**EXERCISE AIM**
In the copy, include every entry exactly but none of the images.

**Collected data entries**
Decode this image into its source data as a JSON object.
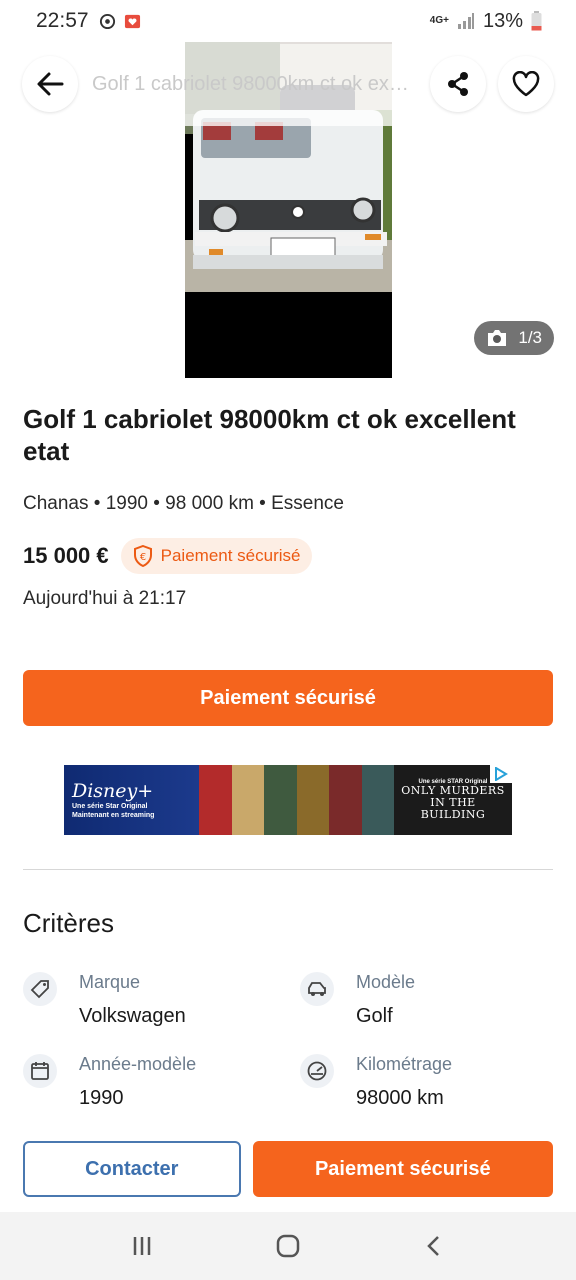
{
  "status_bar": {
    "time": "22:57",
    "network": "4G+",
    "battery": "13%"
  },
  "app_bar": {
    "title": "Golf 1 cabriolet 98000km ct ok excellent etat"
  },
  "gallery": {
    "counter": "1/3"
  },
  "listing": {
    "title": "Golf 1 cabriolet 98000km ct ok excellent etat",
    "subtitle": "Chanas • 1990 • 98 000 km • Essence",
    "price": "15 000 €",
    "badge": "Paiement sécurisé",
    "date": "Aujourd'hui à 21:17"
  },
  "primary_button": "Paiement sécurisé",
  "ad": {
    "brand": "Disney+",
    "tagline1": "Une série Star Original",
    "tagline2": "Maintenant en streaming",
    "right_top": "Une série STAR Original",
    "show_title1": "ONLY MURDERS",
    "show_title2": "IN THE BUILDING"
  },
  "criteria": {
    "title": "Critères",
    "items": [
      {
        "label": "Marque",
        "value": "Volkswagen"
      },
      {
        "label": "Modèle",
        "value": "Golf"
      },
      {
        "label": "Année-modèle",
        "value": "1990"
      },
      {
        "label": "Kilométrage",
        "value": "98000 km"
      }
    ]
  },
  "bottom_bar": {
    "contact": "Contacter",
    "pay": "Paiement sécurisé"
  },
  "colors": {
    "accent": "#f5641d",
    "link_blue": "#3d70ae"
  }
}
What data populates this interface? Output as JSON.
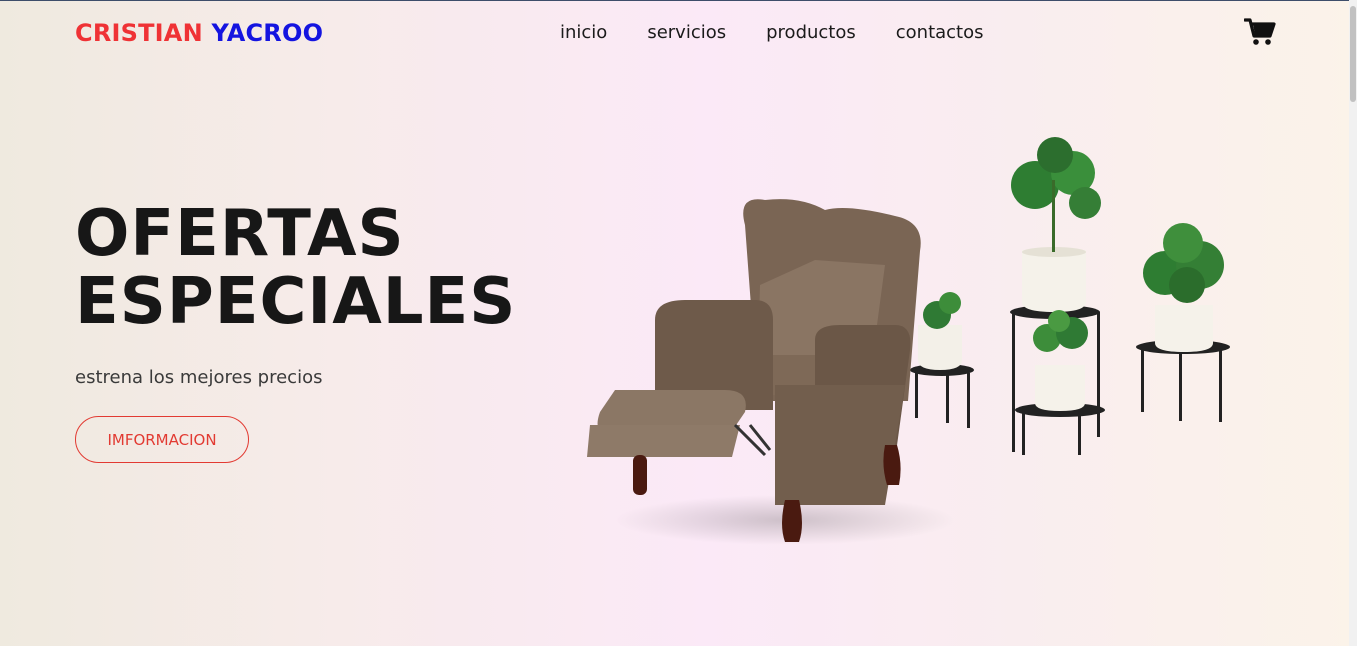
{
  "header": {
    "logo_first": "CRISTIAN",
    "logo_last": "YACROO",
    "nav": [
      "inicio",
      "servicios",
      "productos",
      "contactos"
    ],
    "cart_icon": "shopping-cart-icon"
  },
  "hero": {
    "title_line1": "OFERTAS",
    "title_line2": "ESPECIALES",
    "subtitle": "estrena los mejores precios",
    "button_label": "IMFORMACION"
  },
  "colors": {
    "logo_first": "#ef3235",
    "logo_last": "#1414e0",
    "button_accent": "#e23a32",
    "text_dark": "#171717"
  }
}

**SOLUTION FOR THIS TASK**
Decode this image into its source data as a JSON object.
{
  "status_bar": {
    "time": "22:57",
    "network": "4G+",
    "battery": "13%"
  },
  "app_bar": {
    "title": "Golf 1 cabriolet 98000km ct ok excellent etat"
  },
  "gallery": {
    "counter": "1/3"
  },
  "listing": {
    "title": "Golf 1 cabriolet 98000km ct ok excellent etat",
    "subtitle": "Chanas • 1990 • 98 000 km • Essence",
    "price": "15 000 €",
    "badge": "Paiement sécurisé",
    "date": "Aujourd'hui à 21:17"
  },
  "primary_button": "Paiement sécurisé",
  "ad": {
    "brand": "Disney+",
    "tagline1": "Une série Star Original",
    "tagline2": "Maintenant en streaming",
    "right_top": "Une série STAR Original",
    "show_title1": "ONLY MURDERS",
    "show_title2": "IN THE BUILDING"
  },
  "criteria": {
    "title": "Critères",
    "items": [
      {
        "label": "Marque",
        "value": "Volkswagen"
      },
      {
        "label": "Modèle",
        "value": "Golf"
      },
      {
        "label": "Année-modèle",
        "value": "1990"
      },
      {
        "label": "Kilométrage",
        "value": "98000 km"
      }
    ]
  },
  "bottom_bar": {
    "contact": "Contacter",
    "pay": "Paiement sécurisé"
  },
  "colors": {
    "accent": "#f5641d",
    "link_blue": "#3d70ae"
  }
}
What data populates this interface? Output as JSON.
{
  "header": {
    "logo_first": "CRISTIAN",
    "logo_last": "YACROO",
    "nav": [
      "inicio",
      "servicios",
      "productos",
      "contactos"
    ],
    "cart_icon": "shopping-cart-icon"
  },
  "hero": {
    "title_line1": "OFERTAS",
    "title_line2": "ESPECIALES",
    "subtitle": "estrena los mejores precios",
    "button_label": "IMFORMACION"
  },
  "colors": {
    "logo_first": "#ef3235",
    "logo_last": "#1414e0",
    "button_accent": "#e23a32",
    "text_dark": "#171717"
  }
}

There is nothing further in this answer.